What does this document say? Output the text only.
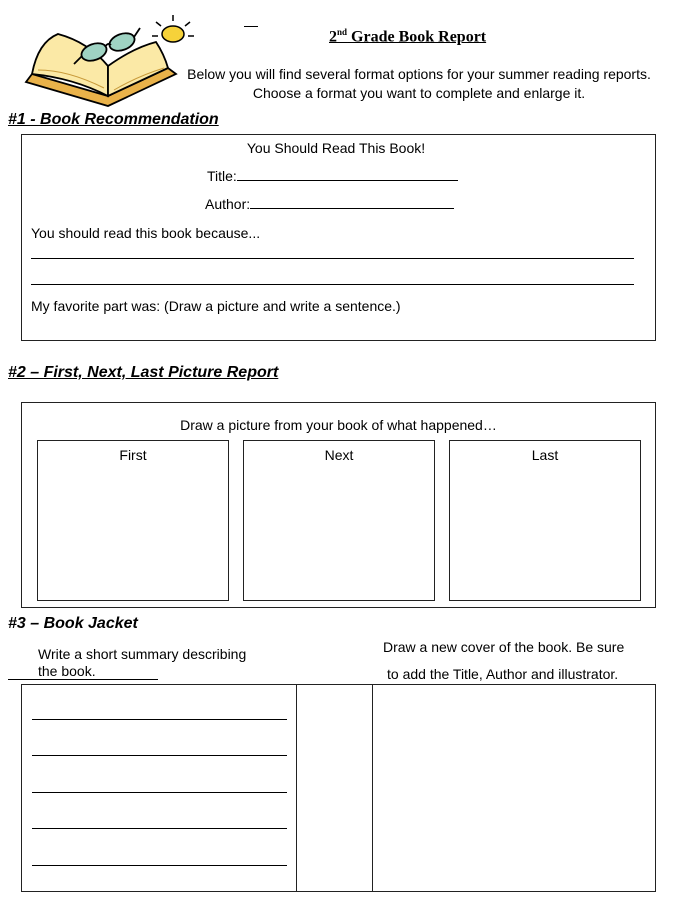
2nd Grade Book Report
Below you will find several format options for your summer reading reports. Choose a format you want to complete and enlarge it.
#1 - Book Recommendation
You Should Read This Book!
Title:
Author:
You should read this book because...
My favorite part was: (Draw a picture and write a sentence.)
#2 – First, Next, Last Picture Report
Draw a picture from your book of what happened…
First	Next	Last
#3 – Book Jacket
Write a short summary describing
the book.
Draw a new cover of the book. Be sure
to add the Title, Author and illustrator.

:::

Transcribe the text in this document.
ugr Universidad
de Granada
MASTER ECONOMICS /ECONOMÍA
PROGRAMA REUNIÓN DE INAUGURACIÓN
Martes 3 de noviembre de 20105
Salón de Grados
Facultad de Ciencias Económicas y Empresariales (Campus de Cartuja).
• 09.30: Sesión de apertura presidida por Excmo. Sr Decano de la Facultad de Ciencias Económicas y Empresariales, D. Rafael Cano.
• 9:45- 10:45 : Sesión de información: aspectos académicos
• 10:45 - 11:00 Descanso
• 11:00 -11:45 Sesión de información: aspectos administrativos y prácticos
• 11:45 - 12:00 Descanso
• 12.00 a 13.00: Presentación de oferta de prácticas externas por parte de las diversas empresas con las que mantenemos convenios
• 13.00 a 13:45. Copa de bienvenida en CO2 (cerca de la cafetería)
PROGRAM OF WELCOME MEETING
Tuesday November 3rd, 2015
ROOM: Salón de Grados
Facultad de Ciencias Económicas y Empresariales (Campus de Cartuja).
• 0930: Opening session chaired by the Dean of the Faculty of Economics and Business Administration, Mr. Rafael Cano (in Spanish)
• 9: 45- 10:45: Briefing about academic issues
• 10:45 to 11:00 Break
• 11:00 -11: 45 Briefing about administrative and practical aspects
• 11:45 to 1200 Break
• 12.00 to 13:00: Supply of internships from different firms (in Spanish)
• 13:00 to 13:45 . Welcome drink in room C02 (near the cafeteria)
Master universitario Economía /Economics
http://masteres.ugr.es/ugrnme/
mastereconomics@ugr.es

:::

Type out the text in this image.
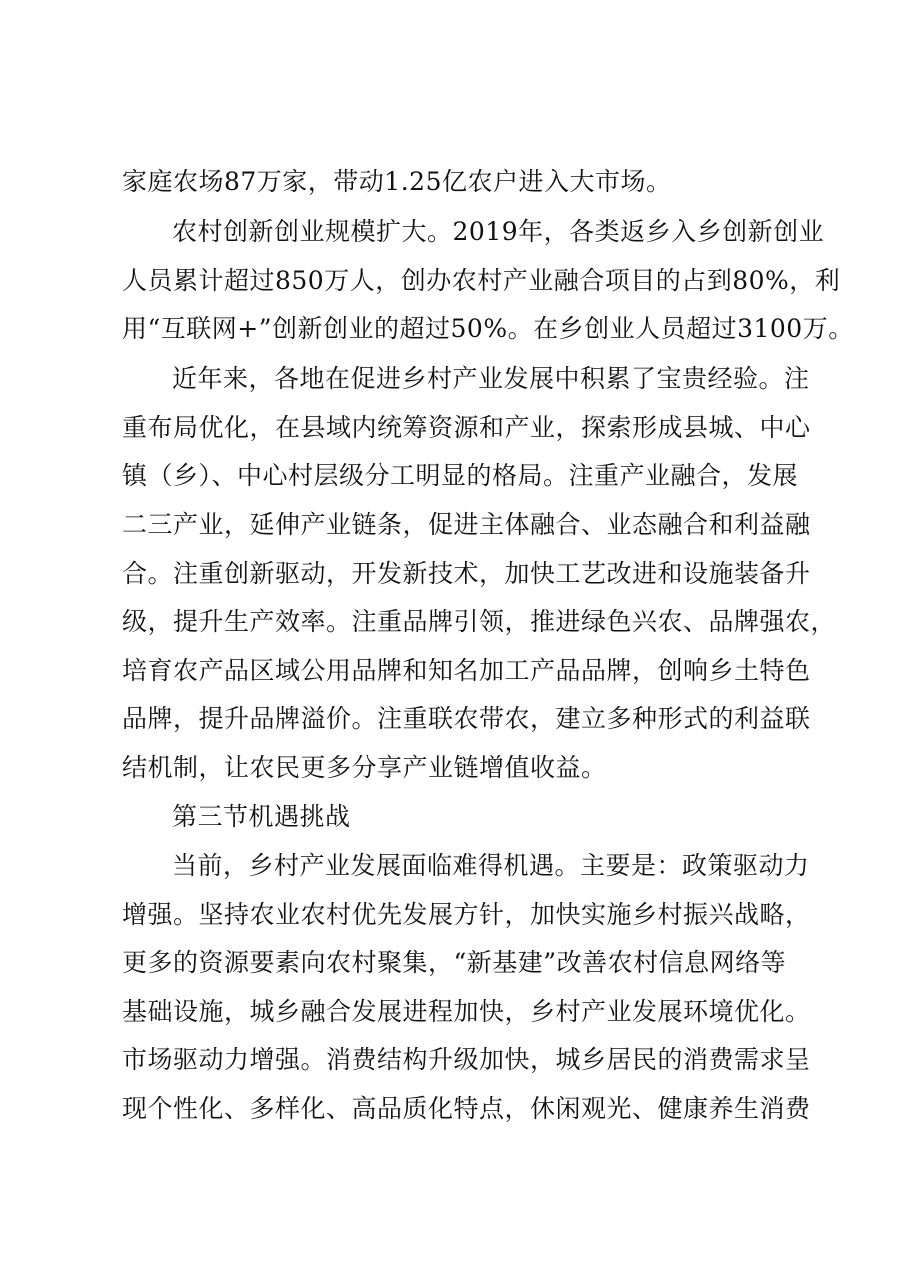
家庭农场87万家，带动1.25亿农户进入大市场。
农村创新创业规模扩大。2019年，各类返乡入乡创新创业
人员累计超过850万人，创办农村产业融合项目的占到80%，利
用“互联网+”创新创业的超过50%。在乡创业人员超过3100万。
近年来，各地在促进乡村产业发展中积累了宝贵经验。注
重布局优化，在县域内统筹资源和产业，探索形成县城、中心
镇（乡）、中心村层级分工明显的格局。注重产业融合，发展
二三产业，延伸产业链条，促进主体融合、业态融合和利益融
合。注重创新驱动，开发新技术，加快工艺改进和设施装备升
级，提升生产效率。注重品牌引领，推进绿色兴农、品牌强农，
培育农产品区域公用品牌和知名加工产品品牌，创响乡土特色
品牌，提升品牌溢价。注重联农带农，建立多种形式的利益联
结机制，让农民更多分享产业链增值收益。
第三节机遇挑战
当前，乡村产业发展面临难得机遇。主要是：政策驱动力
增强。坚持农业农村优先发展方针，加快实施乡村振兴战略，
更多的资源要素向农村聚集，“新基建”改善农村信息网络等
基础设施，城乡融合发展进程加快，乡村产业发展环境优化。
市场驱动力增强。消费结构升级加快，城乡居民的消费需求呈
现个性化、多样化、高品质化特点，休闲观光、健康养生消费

:::

Extract every line of the records above that contains the word "Salón".

▸ **ANSWER TO THE EXERCISE**:
Salón de Grados
ROOM: Salón de Grados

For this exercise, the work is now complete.